GIVEN PROBLEM =
Pull out every line below that contains the word "ylabel".

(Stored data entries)
——————————

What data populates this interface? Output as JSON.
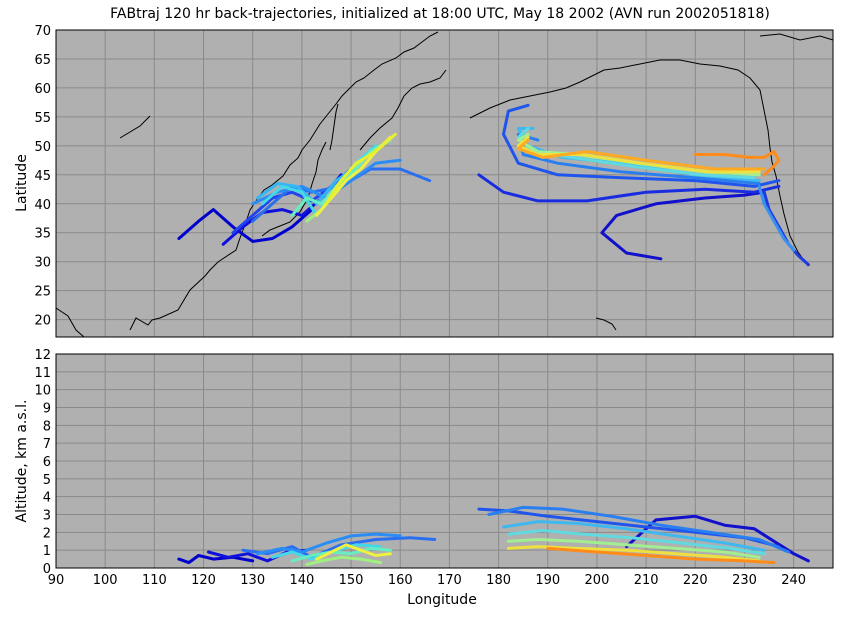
{
  "title": "FABtraj 120 hr back-trajectories, initialized at 18:00 UTC, May 18 2002 (AVN run 2002051818)",
  "chart_data": [
    {
      "panel": "map",
      "type": "line",
      "ylabel": "Latitude",
      "xlim": [
        90,
        248
      ],
      "ylim": [
        17,
        70
      ],
      "yticks": [
        "20",
        "25",
        "30",
        "35",
        "40",
        "45",
        "50",
        "55",
        "60",
        "65",
        "70"
      ],
      "background": "#b0b0b0",
      "grid": true,
      "series": [
        {
          "color": "#0000cc",
          "x": [
            115,
            119,
            122,
            126,
            130,
            134,
            138,
            142
          ],
          "y": [
            34,
            37,
            39,
            36,
            33.5,
            34,
            36,
            39
          ]
        },
        {
          "color": "#1010dd",
          "x": [
            124,
            128,
            132,
            136,
            140,
            144,
            148
          ],
          "y": [
            33,
            36,
            38.5,
            39,
            38,
            41,
            45
          ]
        },
        {
          "color": "#2244ee",
          "x": [
            126,
            130,
            134,
            138,
            142,
            146,
            150
          ],
          "y": [
            35,
            38,
            41,
            42,
            40.5,
            43,
            46
          ]
        },
        {
          "color": "#2a6ff0",
          "x": [
            130,
            134,
            138,
            142,
            148,
            154,
            160,
            166
          ],
          "y": [
            37,
            40,
            43,
            42,
            43,
            46,
            46,
            44
          ]
        },
        {
          "color": "#2a8cf5",
          "x": [
            130,
            135,
            140,
            145,
            150,
            155,
            160
          ],
          "y": [
            40,
            42,
            43,
            41,
            44,
            47,
            47.5
          ]
        },
        {
          "color": "#35b6f5",
          "x": [
            131,
            135,
            139,
            143,
            147,
            152
          ],
          "y": [
            41,
            43.5,
            43,
            40,
            44,
            47
          ]
        },
        {
          "color": "#45d8e8",
          "x": [
            132,
            136,
            140,
            143,
            147,
            151,
            155
          ],
          "y": [
            40,
            43,
            42,
            38,
            43,
            47,
            50
          ]
        },
        {
          "color": "#66eec0",
          "x": [
            138,
            141,
            144,
            147,
            151,
            154,
            158
          ],
          "y": [
            38,
            41,
            40,
            43,
            46,
            49,
            51
          ]
        },
        {
          "color": "#a0f080",
          "x": [
            141,
            144,
            147,
            150,
            153,
            156
          ],
          "y": [
            37,
            39,
            43,
            46,
            48,
            50
          ]
        },
        {
          "color": "#f0f040",
          "x": [
            143,
            146,
            149,
            152,
            155,
            158
          ],
          "y": [
            38,
            41,
            44,
            46,
            49,
            51.5
          ]
        },
        {
          "color": "#e8ee30",
          "x": [
            145,
            148,
            151,
            155,
            159
          ],
          "y": [
            40,
            44,
            47,
            49,
            52
          ]
        },
        {
          "color": "#1111cc",
          "x": [
            213,
            206,
            201,
            204,
            212,
            222,
            230,
            234
          ],
          "y": [
            30.5,
            31.5,
            35,
            38,
            40,
            41,
            41.5,
            42
          ]
        },
        {
          "color": "#1a2ce0",
          "x": [
            176,
            181,
            188,
            198,
            210,
            222,
            232,
            237
          ],
          "y": [
            45,
            42,
            40.5,
            40.5,
            42,
            42.5,
            42,
            43
          ]
        },
        {
          "color": "#1f55ec",
          "x": [
            186,
            182,
            181,
            184,
            192,
            205,
            220,
            232,
            237
          ],
          "y": [
            57,
            56,
            52,
            47,
            45,
            44.5,
            44,
            43,
            44
          ]
        },
        {
          "color": "#2a7ff0",
          "x": [
            188,
            184,
            185,
            192,
            205,
            220,
            233
          ],
          "y": [
            51,
            52,
            48.5,
            47,
            45.5,
            44.5,
            43.5
          ]
        },
        {
          "color": "#3fb8f0",
          "x": [
            187,
            184,
            186,
            193,
            205,
            220,
            233
          ],
          "y": [
            53,
            53,
            50,
            48,
            47,
            45,
            44
          ]
        },
        {
          "color": "#60dae0",
          "x": [
            186,
            184,
            187,
            195,
            207,
            221,
            232
          ],
          "y": [
            53,
            51.5,
            49,
            48,
            46.5,
            45,
            44.5
          ]
        },
        {
          "color": "#a3ee90",
          "x": [
            186,
            184,
            188,
            196,
            208,
            222,
            233
          ],
          "y": [
            52,
            51,
            49,
            48.5,
            47,
            45.5,
            45
          ]
        },
        {
          "color": "#eee040",
          "x": [
            186,
            184,
            188,
            197,
            209,
            223,
            233
          ],
          "y": [
            51.5,
            50,
            48.5,
            48.5,
            47,
            45.5,
            45.5
          ]
        },
        {
          "color": "#ffaa22",
          "x": [
            186,
            184,
            189,
            198,
            210,
            224,
            234
          ],
          "y": [
            51,
            49.5,
            48,
            49,
            47.5,
            46,
            46
          ]
        },
        {
          "color": "#ff8c1a",
          "x": [
            220,
            226,
            231,
            234,
            236,
            237,
            236,
            234
          ],
          "y": [
            48.5,
            48.5,
            48,
            48,
            49,
            47.5,
            46.5,
            45
          ]
        },
        {
          "color": "#1c3adf",
          "x": [
            234,
            235,
            237,
            239,
            241,
            243
          ],
          "y": [
            42,
            39,
            36,
            33,
            31,
            29.5
          ]
        },
        {
          "color": "#3a90ef",
          "x": [
            233,
            234,
            236,
            238,
            240
          ],
          "y": [
            43,
            40,
            37,
            34,
            32
          ]
        }
      ]
    },
    {
      "panel": "altitude",
      "type": "line",
      "xlabel": "Longitude",
      "ylabel": "Altitude, km a.s.l.",
      "xlim": [
        90,
        248
      ],
      "ylim": [
        0,
        12
      ],
      "xticks": [
        "90",
        "100",
        "110",
        "120",
        "130",
        "140",
        "150",
        "160",
        "170",
        "180",
        "190",
        "200",
        "210",
        "220",
        "230",
        "240"
      ],
      "yticks": [
        "0",
        "1",
        "2",
        "3",
        "4",
        "5",
        "6",
        "7",
        "8",
        "9",
        "10",
        "11",
        "12"
      ],
      "background": "#b0b0b0",
      "grid": true,
      "series": [
        {
          "color": "#0000cc",
          "x": [
            115,
            117,
            119,
            122,
            126,
            130
          ],
          "y": [
            0.5,
            0.3,
            0.7,
            0.5,
            0.6,
            0.4
          ]
        },
        {
          "color": "#1010dd",
          "x": [
            121,
            125,
            129,
            133,
            137,
            141
          ],
          "y": [
            0.9,
            0.6,
            0.8,
            0.4,
            0.9,
            1.0
          ]
        },
        {
          "color": "#2a6ff0",
          "x": [
            128,
            133,
            138,
            142,
            148,
            155,
            162,
            167
          ],
          "y": [
            1.0,
            0.8,
            1.2,
            0.6,
            1.3,
            1.6,
            1.7,
            1.6
          ]
        },
        {
          "color": "#2a8cf5",
          "x": [
            131,
            136,
            140,
            145,
            150,
            155,
            160
          ],
          "y": [
            0.8,
            1.1,
            0.9,
            1.4,
            1.8,
            1.9,
            1.8
          ]
        },
        {
          "color": "#45d8e8",
          "x": [
            134,
            138,
            142,
            147,
            151,
            156
          ],
          "y": [
            0.6,
            0.9,
            0.5,
            1.0,
            1.3,
            1.2
          ]
        },
        {
          "color": "#66eec0",
          "x": [
            138,
            142,
            146,
            150,
            154,
            158
          ],
          "y": [
            0.4,
            0.7,
            0.9,
            0.8,
            1.1,
            1.0
          ]
        },
        {
          "color": "#f0f040",
          "x": [
            143,
            146,
            149,
            152,
            155,
            158
          ],
          "y": [
            0.5,
            0.9,
            1.3,
            1.0,
            0.7,
            0.8
          ]
        },
        {
          "color": "#a0f080",
          "x": [
            141,
            144,
            148,
            152,
            156
          ],
          "y": [
            0.2,
            0.4,
            0.6,
            0.5,
            0.3
          ]
        },
        {
          "color": "#1111cc",
          "x": [
            206,
            212,
            220,
            226,
            232,
            236,
            240,
            243
          ],
          "y": [
            1.2,
            2.7,
            2.9,
            2.4,
            2.2,
            1.5,
            0.8,
            0.4
          ]
        },
        {
          "color": "#1f55ec",
          "x": [
            176,
            182,
            190,
            200,
            210,
            220,
            230,
            237
          ],
          "y": [
            3.3,
            3.2,
            2.9,
            2.6,
            2.3,
            2.0,
            1.7,
            1.2
          ]
        },
        {
          "color": "#2a7ff0",
          "x": [
            178,
            185,
            193,
            203,
            213,
            223,
            233,
            239
          ],
          "y": [
            3.0,
            3.4,
            3.3,
            2.9,
            2.4,
            2.0,
            1.6,
            0.9
          ]
        },
        {
          "color": "#3fb8f0",
          "x": [
            181,
            188,
            196,
            206,
            216,
            226,
            234
          ],
          "y": [
            2.3,
            2.6,
            2.5,
            2.2,
            1.8,
            1.4,
            1.0
          ]
        },
        {
          "color": "#60dae0",
          "x": [
            182,
            189,
            197,
            207,
            217,
            227,
            234
          ],
          "y": [
            1.9,
            2.1,
            1.9,
            1.7,
            1.4,
            1.1,
            0.8
          ]
        },
        {
          "color": "#a3ee90",
          "x": [
            182,
            188,
            196,
            206,
            216,
            226,
            233
          ],
          "y": [
            1.5,
            1.6,
            1.5,
            1.3,
            1.1,
            0.9,
            0.6
          ]
        },
        {
          "color": "#eee040",
          "x": [
            182,
            188,
            196,
            206,
            216,
            226,
            233
          ],
          "y": [
            1.1,
            1.2,
            1.1,
            1.0,
            0.8,
            0.6,
            0.4
          ]
        },
        {
          "color": "#ff8c1a",
          "x": [
            190,
            200,
            210,
            220,
            230,
            236
          ],
          "y": [
            1.1,
            0.9,
            0.7,
            0.5,
            0.4,
            0.3
          ]
        }
      ]
    }
  ]
}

——————————

EXERCISE ANSWER =
      "ylabel": "Latitude",
      "ylabel": "Altitude, km a.s.l.",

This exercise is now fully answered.